Working data:
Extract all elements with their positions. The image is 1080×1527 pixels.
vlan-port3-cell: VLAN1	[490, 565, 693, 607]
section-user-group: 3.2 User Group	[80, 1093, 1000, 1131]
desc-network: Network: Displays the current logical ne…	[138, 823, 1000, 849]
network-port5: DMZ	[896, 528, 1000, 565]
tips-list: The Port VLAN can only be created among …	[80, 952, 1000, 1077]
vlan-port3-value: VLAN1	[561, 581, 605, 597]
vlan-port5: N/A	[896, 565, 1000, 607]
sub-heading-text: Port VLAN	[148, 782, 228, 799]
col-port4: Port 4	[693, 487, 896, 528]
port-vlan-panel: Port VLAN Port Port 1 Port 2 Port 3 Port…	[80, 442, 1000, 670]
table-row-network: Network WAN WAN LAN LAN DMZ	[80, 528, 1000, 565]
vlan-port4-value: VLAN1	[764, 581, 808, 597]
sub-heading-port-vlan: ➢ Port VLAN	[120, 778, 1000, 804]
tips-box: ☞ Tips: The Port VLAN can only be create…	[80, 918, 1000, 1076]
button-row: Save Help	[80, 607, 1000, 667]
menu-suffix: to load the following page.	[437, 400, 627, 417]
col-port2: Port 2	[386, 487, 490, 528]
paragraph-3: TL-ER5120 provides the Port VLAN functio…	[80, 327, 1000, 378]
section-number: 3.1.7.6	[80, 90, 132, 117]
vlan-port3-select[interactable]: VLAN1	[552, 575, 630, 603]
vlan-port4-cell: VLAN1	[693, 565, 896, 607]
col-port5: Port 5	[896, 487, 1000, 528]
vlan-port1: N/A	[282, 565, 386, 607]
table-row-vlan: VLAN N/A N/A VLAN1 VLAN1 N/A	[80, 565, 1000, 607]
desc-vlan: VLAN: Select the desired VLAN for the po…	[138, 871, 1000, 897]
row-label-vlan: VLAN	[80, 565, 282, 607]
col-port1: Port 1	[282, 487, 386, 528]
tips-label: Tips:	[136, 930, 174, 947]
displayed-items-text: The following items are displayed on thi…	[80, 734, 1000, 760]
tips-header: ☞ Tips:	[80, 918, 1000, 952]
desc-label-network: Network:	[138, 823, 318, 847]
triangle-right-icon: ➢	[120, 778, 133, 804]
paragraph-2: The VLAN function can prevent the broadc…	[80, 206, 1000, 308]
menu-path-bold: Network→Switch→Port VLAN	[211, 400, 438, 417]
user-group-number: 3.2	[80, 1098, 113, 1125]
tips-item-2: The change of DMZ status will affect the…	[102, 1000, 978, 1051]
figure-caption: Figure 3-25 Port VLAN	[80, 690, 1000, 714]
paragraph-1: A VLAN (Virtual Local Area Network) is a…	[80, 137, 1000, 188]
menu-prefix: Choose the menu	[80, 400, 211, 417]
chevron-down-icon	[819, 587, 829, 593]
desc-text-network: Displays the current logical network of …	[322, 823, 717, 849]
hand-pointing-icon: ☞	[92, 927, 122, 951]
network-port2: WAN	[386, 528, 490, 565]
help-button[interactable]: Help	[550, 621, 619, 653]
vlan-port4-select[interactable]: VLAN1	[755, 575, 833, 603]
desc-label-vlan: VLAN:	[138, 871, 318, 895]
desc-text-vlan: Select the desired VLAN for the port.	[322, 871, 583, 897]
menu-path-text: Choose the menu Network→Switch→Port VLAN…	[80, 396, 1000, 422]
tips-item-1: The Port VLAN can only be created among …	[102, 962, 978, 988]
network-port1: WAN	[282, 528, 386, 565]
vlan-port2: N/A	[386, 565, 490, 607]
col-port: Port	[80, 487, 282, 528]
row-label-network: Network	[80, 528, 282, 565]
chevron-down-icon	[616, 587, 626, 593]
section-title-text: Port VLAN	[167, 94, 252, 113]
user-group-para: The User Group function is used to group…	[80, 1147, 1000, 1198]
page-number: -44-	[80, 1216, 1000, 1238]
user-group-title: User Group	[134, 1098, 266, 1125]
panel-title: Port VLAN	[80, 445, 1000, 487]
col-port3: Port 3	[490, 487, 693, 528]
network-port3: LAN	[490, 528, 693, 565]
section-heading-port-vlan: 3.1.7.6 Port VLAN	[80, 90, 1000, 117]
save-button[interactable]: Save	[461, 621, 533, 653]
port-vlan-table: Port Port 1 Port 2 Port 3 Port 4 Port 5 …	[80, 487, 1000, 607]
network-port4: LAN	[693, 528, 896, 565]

Challenge: Edit the items above by changing every instance of "DMZ" to "Perimeter", and leave everything else unchanged.

Exercise response:
Extract all elements with their positions. The image is 1080×1527 pixels.
vlan-port3-cell: VLAN1	[490, 565, 693, 607]
section-user-group: 3.2 User Group	[80, 1093, 1000, 1131]
desc-network: Network: Displays the current logical ne…	[138, 823, 1000, 849]
network-port5: Perimeter	[896, 528, 1000, 565]
tips-list: The Port VLAN can only be created among …	[80, 952, 1000, 1077]
vlan-port3-value: VLAN1	[561, 581, 605, 597]
vlan-port5: N/A	[896, 565, 1000, 607]
sub-heading-text: Port VLAN	[148, 782, 228, 799]
col-port4: Port 4	[693, 487, 896, 528]
port-vlan-panel: Port VLAN Port Port 1 Port 2 Port 3 Port…	[80, 442, 1000, 670]
table-row-network: Network WAN WAN LAN LAN Perimeter	[80, 528, 1000, 565]
vlan-port4-value: VLAN1	[764, 581, 808, 597]
sub-heading-port-vlan: ➢ Port VLAN	[120, 778, 1000, 804]
tips-box: ☞ Tips: The Port VLAN can only be create…	[80, 918, 1000, 1076]
button-row: Save Help	[80, 607, 1000, 667]
menu-suffix: to load the following page.	[437, 400, 627, 417]
col-port2: Port 2	[386, 487, 490, 528]
paragraph-3: TL-ER5120 provides the Port VLAN functio…	[80, 327, 1000, 378]
section-number: 3.1.7.6	[80, 90, 132, 117]
vlan-port3-select[interactable]: VLAN1	[552, 575, 630, 603]
vlan-port4-cell: VLAN1	[693, 565, 896, 607]
col-port5: Port 5	[896, 487, 1000, 528]
vlan-port1: N/A	[282, 565, 386, 607]
table-row-vlan: VLAN N/A N/A VLAN1 VLAN1 N/A	[80, 565, 1000, 607]
desc-vlan: VLAN: Select the desired VLAN for the po…	[138, 871, 1000, 897]
row-label-vlan: VLAN	[80, 565, 282, 607]
col-port1: Port 1	[282, 487, 386, 528]
tips-label: Tips:	[136, 930, 174, 947]
displayed-items-text: The following items are displayed on thi…	[80, 734, 1000, 760]
tips-header: ☞ Tips:	[80, 918, 1000, 952]
desc-label-network: Network:	[138, 823, 318, 847]
triangle-right-icon: ➢	[120, 778, 133, 804]
paragraph-2: The VLAN function can prevent the broadc…	[80, 206, 1000, 308]
menu-path-bold: Network→Switch→Port VLAN	[211, 400, 438, 417]
user-group-number: 3.2	[80, 1098, 113, 1125]
tips-item-2: The change of Perimeter status will affect the…	[102, 1000, 978, 1051]
figure-caption: Figure 3-25 Port VLAN	[80, 690, 1000, 714]
paragraph-1: A VLAN (Virtual Local Area Network) is a…	[80, 137, 1000, 188]
menu-prefix: Choose the menu	[80, 400, 211, 417]
chevron-down-icon	[819, 587, 829, 593]
desc-text-network: Displays the current logical network of …	[322, 823, 717, 849]
hand-pointing-icon: ☞	[92, 927, 122, 951]
network-port2: WAN	[386, 528, 490, 565]
help-button[interactable]: Help	[550, 621, 619, 653]
vlan-port4-select[interactable]: VLAN1	[755, 575, 833, 603]
desc-label-vlan: VLAN:	[138, 871, 318, 895]
desc-text-vlan: Select the desired VLAN for the port.	[322, 871, 583, 897]
menu-path-text: Choose the menu Network→Switch→Port VLAN…	[80, 396, 1000, 422]
tips-item-1: The Port VLAN can only be created among …	[102, 962, 978, 988]
network-port1: WAN	[282, 528, 386, 565]
vlan-port2: N/A	[386, 565, 490, 607]
col-port: Port	[80, 487, 282, 528]
row-label-network: Network	[80, 528, 282, 565]
chevron-down-icon	[616, 587, 626, 593]
section-title-text: Port VLAN	[167, 94, 252, 113]
user-group-para: The User Group function is used to group…	[80, 1147, 1000, 1198]
page-number: -44-	[80, 1216, 1000, 1238]
user-group-title: User Group	[134, 1098, 266, 1125]
panel-title: Port VLAN	[80, 445, 1000, 487]
col-port3: Port 3	[490, 487, 693, 528]
network-port3: LAN	[490, 528, 693, 565]
section-heading-port-vlan: 3.1.7.6 Port VLAN	[80, 90, 1000, 117]
save-button[interactable]: Save	[461, 621, 533, 653]
port-vlan-table: Port Port 1 Port 2 Port 3 Port 4 Port 5 …	[80, 487, 1000, 607]
network-port4: LAN	[693, 528, 896, 565]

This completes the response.